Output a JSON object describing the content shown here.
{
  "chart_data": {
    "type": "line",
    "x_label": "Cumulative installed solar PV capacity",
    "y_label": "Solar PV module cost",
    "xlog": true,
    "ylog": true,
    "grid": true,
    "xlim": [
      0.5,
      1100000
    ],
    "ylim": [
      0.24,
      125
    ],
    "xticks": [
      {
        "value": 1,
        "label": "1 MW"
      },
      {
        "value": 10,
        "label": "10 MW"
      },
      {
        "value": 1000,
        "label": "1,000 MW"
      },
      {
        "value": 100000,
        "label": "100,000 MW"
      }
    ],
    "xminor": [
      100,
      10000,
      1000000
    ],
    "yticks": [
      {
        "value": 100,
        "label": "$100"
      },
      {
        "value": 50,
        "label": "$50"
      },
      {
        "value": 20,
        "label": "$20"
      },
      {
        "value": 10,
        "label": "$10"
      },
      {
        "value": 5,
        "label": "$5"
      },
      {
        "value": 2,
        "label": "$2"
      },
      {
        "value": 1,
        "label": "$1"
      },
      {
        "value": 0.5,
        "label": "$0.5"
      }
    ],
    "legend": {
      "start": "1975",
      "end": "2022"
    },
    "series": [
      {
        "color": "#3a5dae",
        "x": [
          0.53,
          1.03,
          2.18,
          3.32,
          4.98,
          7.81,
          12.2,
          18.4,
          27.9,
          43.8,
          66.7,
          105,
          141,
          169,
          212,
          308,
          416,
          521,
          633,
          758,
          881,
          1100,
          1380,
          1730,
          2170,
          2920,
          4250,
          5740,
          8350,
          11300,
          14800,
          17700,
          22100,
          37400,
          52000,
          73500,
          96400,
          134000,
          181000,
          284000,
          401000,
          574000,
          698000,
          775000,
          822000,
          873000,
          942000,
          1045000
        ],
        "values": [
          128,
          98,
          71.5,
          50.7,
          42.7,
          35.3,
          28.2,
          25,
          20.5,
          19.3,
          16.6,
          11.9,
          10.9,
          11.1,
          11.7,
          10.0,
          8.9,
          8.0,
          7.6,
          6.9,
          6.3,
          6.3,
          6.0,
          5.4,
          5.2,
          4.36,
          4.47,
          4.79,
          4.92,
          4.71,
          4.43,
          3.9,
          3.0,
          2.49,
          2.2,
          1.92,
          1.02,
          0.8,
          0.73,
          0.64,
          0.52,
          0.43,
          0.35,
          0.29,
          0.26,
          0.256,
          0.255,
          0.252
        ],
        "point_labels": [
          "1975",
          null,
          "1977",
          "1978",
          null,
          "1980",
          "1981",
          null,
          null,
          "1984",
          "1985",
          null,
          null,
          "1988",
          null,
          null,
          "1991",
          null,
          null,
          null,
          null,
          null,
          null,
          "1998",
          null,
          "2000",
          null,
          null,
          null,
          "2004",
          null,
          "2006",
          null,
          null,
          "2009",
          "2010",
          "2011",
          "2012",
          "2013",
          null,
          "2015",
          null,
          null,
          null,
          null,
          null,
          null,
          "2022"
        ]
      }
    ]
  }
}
■ ■ ■ ■
- [YOUR TASK]
Output the records verbatim, from the first line to the last.

- [COMPLETED TASK]
Output a JSON object describing the content shown here.
{
  "chart_data": {
    "type": "line",
    "x_label": "Cumulative installed solar PV capacity",
    "y_label": "Solar PV module cost",
    "xlog": true,
    "ylog": true,
    "grid": true,
    "xlim": [
      0.5,
      1100000
    ],
    "ylim": [
      0.24,
      125
    ],
    "xticks": [
      {
        "value": 1,
        "label": "1 MW"
      },
      {
        "value": 10,
        "label": "10 MW"
      },
      {
        "value": 1000,
        "label": "1,000 MW"
      },
      {
        "value": 100000,
        "label": "100,000 MW"
      }
    ],
    "xminor": [
      100,
      10000,
      1000000
    ],
    "yticks": [
      {
        "value": 100,
        "label": "$100"
      },
      {
        "value": 50,
        "label": "$50"
      },
      {
        "value": 20,
        "label": "$20"
      },
      {
        "value": 10,
        "label": "$10"
      },
      {
        "value": 5,
        "label": "$5"
      },
      {
        "value": 2,
        "label": "$2"
      },
      {
        "value": 1,
        "label": "$1"
      },
      {
        "value": 0.5,
        "label": "$0.5"
      }
    ],
    "legend": {
      "start": "1975",
      "end": "2022"
    },
    "series": [
      {
        "color": "#3a5dae",
        "x": [
          0.53,
          1.03,
          2.18,
          3.32,
          4.98,
          7.81,
          12.2,
          18.4,
          27.9,
          43.8,
          66.7,
          105,
          141,
          169,
          212,
          308,
          416,
          521,
          633,
          758,
          881,
          1100,
          1380,
          1730,
          2170,
          2920,
          4250,
          5740,
          8350,
          11300,
          14800,
          17700,
          22100,
          37400,
          52000,
          73500,
          96400,
          134000,
          181000,
          284000,
          401000,
          574000,
          698000,
          775000,
          822000,
          873000,
          942000,
          1045000
        ],
        "values": [
          128,
          98,
          71.5,
          50.7,
          42.7,
          35.3,
          28.2,
          25,
          20.5,
          19.3,
          16.6,
          11.9,
          10.9,
          11.1,
          11.7,
          10.0,
          8.9,
          8.0,
          7.6,
          6.9,
          6.3,
          6.3,
          6.0,
          5.4,
          5.2,
          4.36,
          4.47,
          4.79,
          4.92,
          4.71,
          4.43,
          3.9,
          3.0,
          2.49,
          2.2,
          1.92,
          1.02,
          0.8,
          0.73,
          0.64,
          0.52,
          0.43,
          0.35,
          0.29,
          0.26,
          0.256,
          0.255,
          0.252
        ],
        "point_labels": [
          "1975",
          null,
          "1977",
          "1978",
          null,
          "1980",
          "1981",
          null,
          null,
          "1984",
          "1985",
          null,
          null,
          "1988",
          null,
          null,
          "1991",
          null,
          null,
          null,
          null,
          null,
          null,
          "1998",
          null,
          "2000",
          null,
          null,
          null,
          "2004",
          null,
          "2006",
          null,
          null,
          "2009",
          "2010",
          "2011",
          "2012",
          "2013",
          null,
          "2015",
          null,
          null,
          null,
          null,
          null,
          null,
          "2022"
        ]
      }
    ]
  }
}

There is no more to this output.